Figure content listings

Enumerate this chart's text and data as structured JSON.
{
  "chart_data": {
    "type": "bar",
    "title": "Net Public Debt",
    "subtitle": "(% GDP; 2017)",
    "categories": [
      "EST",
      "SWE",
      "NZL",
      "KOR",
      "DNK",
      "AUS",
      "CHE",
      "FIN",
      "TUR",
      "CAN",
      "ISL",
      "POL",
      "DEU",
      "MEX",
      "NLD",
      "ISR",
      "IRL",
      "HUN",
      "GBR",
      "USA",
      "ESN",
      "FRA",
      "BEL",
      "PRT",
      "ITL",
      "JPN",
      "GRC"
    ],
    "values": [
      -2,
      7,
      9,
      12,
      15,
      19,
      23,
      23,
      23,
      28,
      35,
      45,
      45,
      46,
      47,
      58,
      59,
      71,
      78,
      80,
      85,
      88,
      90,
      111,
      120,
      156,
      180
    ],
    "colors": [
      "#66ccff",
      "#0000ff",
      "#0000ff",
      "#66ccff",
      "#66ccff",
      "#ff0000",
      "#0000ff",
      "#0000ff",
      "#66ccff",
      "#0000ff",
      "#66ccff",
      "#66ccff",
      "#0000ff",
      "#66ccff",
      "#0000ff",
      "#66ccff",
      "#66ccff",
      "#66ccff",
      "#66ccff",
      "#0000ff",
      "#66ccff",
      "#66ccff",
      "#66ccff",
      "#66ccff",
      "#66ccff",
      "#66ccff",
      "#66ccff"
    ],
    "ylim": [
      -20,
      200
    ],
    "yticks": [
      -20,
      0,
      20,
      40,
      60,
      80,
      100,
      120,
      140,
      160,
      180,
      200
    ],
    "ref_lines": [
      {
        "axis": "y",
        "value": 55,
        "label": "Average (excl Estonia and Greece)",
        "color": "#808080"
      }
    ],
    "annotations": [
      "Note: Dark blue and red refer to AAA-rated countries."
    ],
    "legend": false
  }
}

--

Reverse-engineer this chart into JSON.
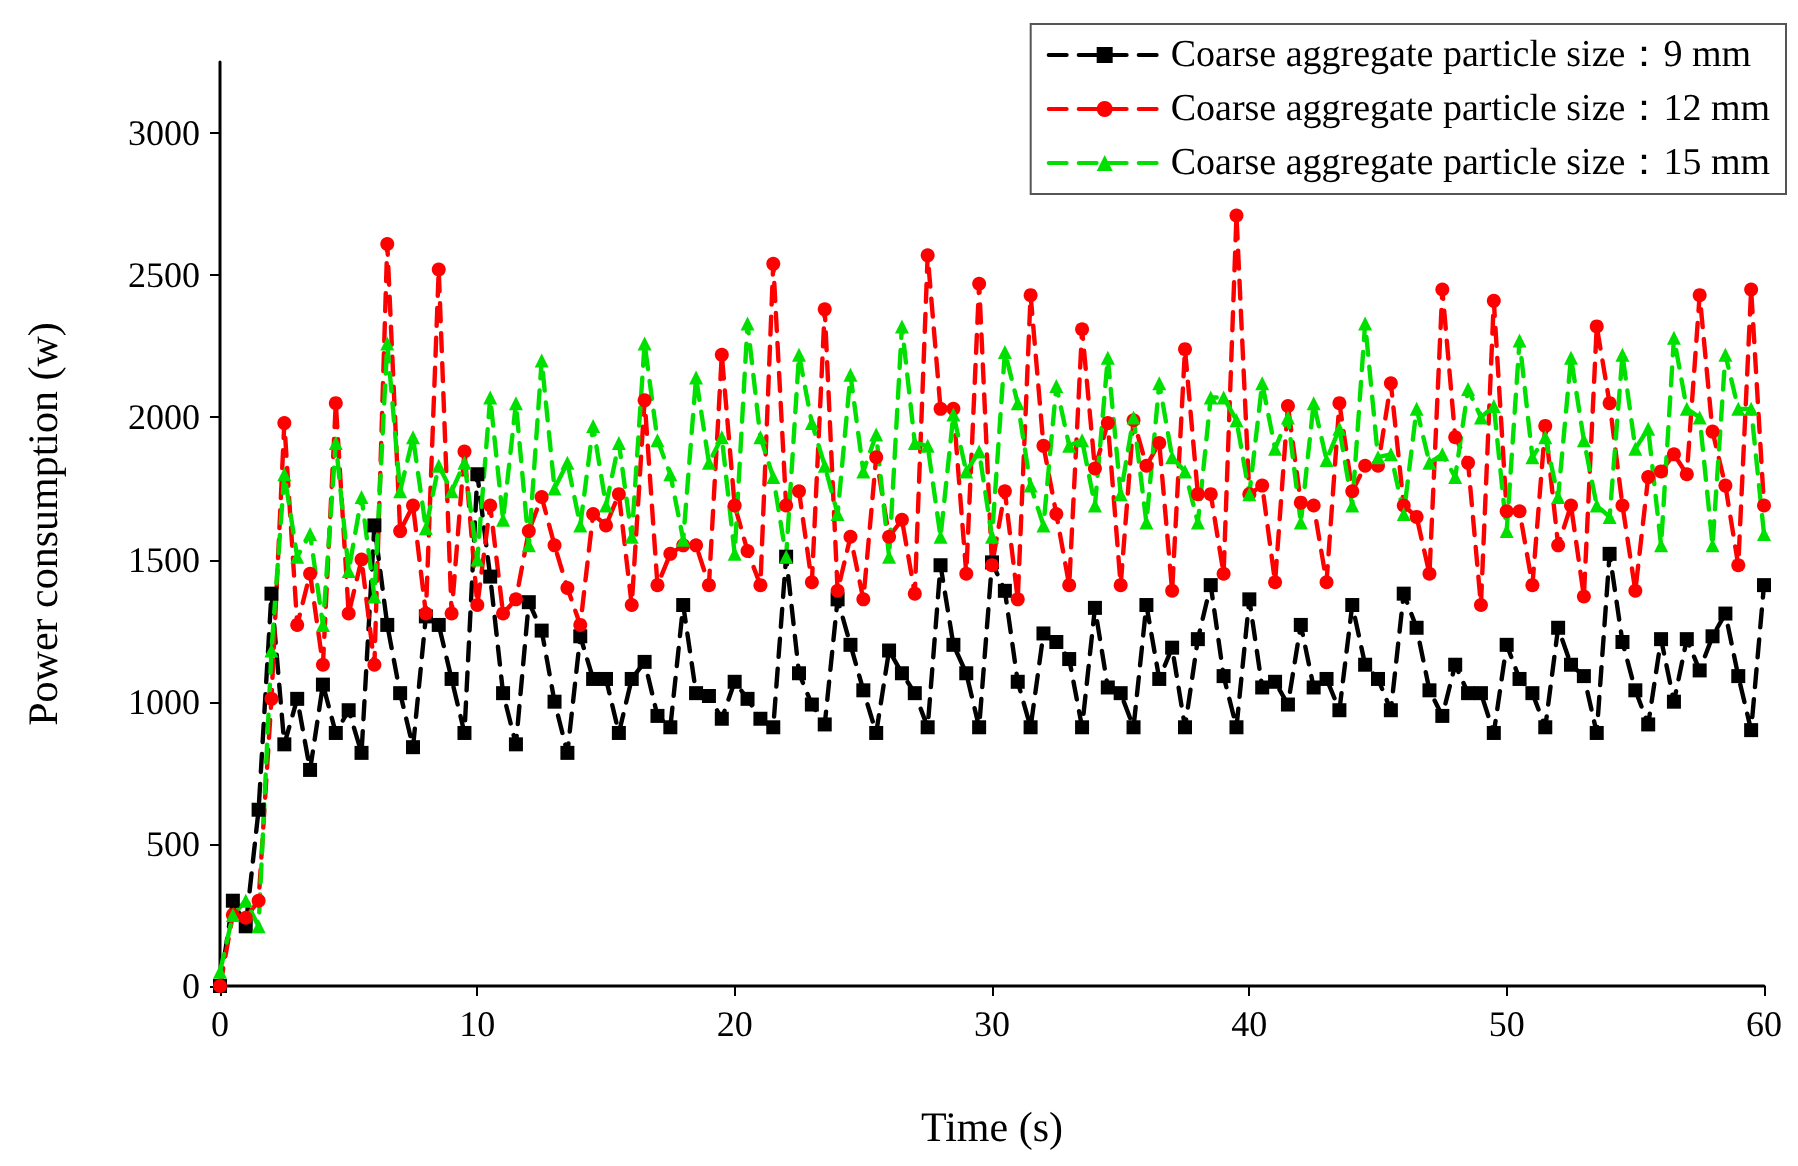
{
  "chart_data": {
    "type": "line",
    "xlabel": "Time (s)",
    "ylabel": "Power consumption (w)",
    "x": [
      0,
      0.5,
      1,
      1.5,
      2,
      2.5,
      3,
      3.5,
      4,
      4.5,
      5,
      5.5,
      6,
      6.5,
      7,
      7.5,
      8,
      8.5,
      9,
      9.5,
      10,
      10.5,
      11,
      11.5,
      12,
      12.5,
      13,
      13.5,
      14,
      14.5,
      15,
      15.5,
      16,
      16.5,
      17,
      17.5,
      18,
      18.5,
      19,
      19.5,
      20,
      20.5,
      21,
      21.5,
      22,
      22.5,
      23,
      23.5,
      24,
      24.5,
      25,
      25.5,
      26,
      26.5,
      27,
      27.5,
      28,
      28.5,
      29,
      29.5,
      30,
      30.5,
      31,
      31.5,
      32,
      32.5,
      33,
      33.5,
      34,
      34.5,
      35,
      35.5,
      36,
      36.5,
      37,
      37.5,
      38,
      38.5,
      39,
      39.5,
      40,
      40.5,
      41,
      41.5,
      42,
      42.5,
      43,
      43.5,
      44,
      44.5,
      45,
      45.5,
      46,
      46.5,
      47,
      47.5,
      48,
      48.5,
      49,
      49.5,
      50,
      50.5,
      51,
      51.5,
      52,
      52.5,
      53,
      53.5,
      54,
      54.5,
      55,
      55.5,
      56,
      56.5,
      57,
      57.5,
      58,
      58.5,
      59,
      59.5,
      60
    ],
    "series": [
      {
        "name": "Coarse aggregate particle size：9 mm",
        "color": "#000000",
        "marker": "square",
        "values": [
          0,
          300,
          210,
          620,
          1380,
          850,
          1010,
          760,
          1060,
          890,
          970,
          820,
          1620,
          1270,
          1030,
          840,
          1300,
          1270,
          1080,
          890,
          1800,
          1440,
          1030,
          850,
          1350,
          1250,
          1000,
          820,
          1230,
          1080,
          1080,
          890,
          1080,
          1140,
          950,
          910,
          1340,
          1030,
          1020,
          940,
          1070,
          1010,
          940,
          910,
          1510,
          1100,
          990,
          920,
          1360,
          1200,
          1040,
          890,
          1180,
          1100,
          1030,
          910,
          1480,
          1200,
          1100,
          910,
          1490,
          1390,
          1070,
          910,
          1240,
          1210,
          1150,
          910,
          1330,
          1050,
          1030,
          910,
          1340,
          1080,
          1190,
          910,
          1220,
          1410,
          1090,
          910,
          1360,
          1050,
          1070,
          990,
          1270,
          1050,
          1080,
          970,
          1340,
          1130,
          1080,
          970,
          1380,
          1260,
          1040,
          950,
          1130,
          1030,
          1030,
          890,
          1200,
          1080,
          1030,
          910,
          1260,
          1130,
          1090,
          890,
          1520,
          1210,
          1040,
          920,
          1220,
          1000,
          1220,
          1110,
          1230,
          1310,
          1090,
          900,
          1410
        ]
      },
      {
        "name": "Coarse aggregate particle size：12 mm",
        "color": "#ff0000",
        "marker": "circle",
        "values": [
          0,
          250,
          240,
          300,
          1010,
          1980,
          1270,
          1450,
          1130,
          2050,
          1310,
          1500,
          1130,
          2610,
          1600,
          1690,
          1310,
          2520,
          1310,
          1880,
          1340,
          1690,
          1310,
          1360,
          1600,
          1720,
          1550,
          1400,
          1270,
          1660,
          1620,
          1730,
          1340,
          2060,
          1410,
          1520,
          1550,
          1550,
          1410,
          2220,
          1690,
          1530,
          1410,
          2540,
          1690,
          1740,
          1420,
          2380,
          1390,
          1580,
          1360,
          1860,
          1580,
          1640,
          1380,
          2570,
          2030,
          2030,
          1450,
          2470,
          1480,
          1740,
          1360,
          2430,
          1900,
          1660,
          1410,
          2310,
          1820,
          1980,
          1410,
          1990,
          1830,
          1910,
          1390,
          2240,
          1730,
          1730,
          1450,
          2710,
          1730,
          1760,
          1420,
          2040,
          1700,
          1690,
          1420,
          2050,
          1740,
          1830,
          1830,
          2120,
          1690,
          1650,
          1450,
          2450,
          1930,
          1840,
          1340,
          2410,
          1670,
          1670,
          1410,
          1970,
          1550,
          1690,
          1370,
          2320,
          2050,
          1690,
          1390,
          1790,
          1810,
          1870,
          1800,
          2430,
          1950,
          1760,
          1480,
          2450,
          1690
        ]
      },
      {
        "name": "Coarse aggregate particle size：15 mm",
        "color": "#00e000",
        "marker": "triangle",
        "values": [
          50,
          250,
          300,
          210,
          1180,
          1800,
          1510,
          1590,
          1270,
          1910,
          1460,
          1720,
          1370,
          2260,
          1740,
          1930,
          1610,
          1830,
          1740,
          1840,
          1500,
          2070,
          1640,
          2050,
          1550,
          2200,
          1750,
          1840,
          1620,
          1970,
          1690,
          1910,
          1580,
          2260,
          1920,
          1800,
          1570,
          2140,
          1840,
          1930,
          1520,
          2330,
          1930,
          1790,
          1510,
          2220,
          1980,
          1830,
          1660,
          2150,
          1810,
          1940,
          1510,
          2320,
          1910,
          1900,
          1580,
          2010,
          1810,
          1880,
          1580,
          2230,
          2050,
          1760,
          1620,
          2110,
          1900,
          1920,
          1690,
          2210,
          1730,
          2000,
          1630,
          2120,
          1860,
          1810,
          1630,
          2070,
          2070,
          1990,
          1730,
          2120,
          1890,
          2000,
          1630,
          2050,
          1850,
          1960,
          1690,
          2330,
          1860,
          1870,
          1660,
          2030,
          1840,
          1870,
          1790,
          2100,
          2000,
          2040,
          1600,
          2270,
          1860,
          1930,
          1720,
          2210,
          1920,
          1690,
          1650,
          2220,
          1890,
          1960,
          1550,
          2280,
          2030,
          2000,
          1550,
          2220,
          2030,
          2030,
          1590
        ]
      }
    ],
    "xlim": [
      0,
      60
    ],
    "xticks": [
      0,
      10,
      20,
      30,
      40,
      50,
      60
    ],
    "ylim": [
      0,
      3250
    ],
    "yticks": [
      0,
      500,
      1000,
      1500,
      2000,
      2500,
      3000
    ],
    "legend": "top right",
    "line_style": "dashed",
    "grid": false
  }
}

> [Exercise task]:
Copy each line containing the word "this" from the data.

> [Full solution]:
Enumerate this chart's text and data as structured JSON.
Reverse-engineer this chart into JSON.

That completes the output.